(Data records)
>> start

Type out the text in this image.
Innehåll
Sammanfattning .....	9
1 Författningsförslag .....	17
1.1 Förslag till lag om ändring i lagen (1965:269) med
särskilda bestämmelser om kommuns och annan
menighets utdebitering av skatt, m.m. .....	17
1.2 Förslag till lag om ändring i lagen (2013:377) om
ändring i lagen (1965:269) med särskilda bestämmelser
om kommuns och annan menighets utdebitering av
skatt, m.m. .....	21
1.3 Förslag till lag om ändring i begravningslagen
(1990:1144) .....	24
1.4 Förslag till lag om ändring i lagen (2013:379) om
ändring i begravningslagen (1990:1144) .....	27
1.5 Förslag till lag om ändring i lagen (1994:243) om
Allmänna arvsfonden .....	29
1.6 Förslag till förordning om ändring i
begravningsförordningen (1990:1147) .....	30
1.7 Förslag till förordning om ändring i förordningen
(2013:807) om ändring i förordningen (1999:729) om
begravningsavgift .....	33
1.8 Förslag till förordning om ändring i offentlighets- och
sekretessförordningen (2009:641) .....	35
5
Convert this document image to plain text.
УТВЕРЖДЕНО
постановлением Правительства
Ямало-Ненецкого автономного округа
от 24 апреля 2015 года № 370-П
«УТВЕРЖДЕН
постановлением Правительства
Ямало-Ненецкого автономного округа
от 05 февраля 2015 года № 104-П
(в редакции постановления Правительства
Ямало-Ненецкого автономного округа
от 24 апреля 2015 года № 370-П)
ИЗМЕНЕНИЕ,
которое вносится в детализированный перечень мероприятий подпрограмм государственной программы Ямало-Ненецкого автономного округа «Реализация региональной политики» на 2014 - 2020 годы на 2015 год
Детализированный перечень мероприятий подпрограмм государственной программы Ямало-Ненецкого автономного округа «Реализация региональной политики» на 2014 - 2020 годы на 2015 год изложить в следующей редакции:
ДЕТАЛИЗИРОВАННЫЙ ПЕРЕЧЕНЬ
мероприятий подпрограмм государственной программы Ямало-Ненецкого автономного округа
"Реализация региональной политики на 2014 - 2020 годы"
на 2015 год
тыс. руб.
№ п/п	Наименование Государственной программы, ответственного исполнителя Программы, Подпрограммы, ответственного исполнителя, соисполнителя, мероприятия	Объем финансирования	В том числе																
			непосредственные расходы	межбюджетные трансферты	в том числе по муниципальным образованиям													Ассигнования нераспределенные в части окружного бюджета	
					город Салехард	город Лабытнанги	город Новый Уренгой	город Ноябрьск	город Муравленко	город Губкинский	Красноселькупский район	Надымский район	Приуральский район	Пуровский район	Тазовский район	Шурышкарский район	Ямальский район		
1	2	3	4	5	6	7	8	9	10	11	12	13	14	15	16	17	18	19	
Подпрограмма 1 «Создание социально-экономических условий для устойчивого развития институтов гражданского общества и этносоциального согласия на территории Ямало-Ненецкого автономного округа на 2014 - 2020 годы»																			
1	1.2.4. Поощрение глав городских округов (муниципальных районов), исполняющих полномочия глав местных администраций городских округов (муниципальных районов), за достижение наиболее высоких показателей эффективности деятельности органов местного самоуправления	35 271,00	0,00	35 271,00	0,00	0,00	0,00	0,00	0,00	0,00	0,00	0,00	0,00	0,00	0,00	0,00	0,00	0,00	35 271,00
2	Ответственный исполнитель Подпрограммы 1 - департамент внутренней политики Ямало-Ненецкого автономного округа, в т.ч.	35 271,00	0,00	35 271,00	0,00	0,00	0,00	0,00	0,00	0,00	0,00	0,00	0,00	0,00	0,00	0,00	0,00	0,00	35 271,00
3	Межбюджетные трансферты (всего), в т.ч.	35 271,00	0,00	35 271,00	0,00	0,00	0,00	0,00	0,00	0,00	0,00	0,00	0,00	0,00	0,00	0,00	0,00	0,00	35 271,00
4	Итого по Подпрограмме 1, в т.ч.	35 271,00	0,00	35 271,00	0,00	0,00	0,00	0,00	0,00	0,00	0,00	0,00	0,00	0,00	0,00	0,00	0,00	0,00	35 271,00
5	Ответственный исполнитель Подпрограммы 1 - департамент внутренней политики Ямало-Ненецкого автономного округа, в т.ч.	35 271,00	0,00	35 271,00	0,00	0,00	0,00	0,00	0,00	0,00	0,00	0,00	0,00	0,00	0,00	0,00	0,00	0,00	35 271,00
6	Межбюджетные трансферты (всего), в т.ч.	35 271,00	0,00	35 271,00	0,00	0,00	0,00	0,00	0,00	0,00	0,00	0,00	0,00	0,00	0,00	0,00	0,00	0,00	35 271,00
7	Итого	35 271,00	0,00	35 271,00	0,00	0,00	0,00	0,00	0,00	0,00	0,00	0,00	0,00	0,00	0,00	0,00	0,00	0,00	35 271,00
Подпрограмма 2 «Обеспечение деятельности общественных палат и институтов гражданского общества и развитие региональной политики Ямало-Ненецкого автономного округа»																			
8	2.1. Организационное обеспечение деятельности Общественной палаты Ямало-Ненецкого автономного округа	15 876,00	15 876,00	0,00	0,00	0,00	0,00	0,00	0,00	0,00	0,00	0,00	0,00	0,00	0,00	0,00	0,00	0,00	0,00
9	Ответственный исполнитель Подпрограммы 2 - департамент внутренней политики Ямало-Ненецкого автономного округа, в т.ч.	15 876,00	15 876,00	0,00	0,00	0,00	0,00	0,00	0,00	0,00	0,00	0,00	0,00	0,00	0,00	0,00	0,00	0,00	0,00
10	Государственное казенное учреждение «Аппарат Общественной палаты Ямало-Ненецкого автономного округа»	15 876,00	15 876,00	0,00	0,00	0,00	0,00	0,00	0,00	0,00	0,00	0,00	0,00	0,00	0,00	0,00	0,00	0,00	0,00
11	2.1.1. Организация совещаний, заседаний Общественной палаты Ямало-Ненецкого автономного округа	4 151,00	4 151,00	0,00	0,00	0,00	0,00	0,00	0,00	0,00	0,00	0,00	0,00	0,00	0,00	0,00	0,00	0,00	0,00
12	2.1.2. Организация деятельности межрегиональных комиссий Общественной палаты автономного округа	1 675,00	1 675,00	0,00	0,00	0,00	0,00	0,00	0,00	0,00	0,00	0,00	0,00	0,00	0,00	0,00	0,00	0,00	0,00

>> end

### What is asked:
Gather and copy every line of the data in which the string "всего" is found.

### Written reply:
3	Межбюджетные трансферты (всего), в т.ч.	35 271,00	0,00	35 271,00	0,00	0,00	0,00	0,00	0,00	0,00	0,00	0,00	0,00	0,00	0,00	0,00	0,00	0,00	35 271,00
6	Межбюджетные трансферты (всего), в т.ч.	35 271,00	0,00	35 271,00	0,00	0,00	0,00	0,00	0,00	0,00	0,00	0,00	0,00	0,00	0,00	0,00	0,00	0,00	35 271,00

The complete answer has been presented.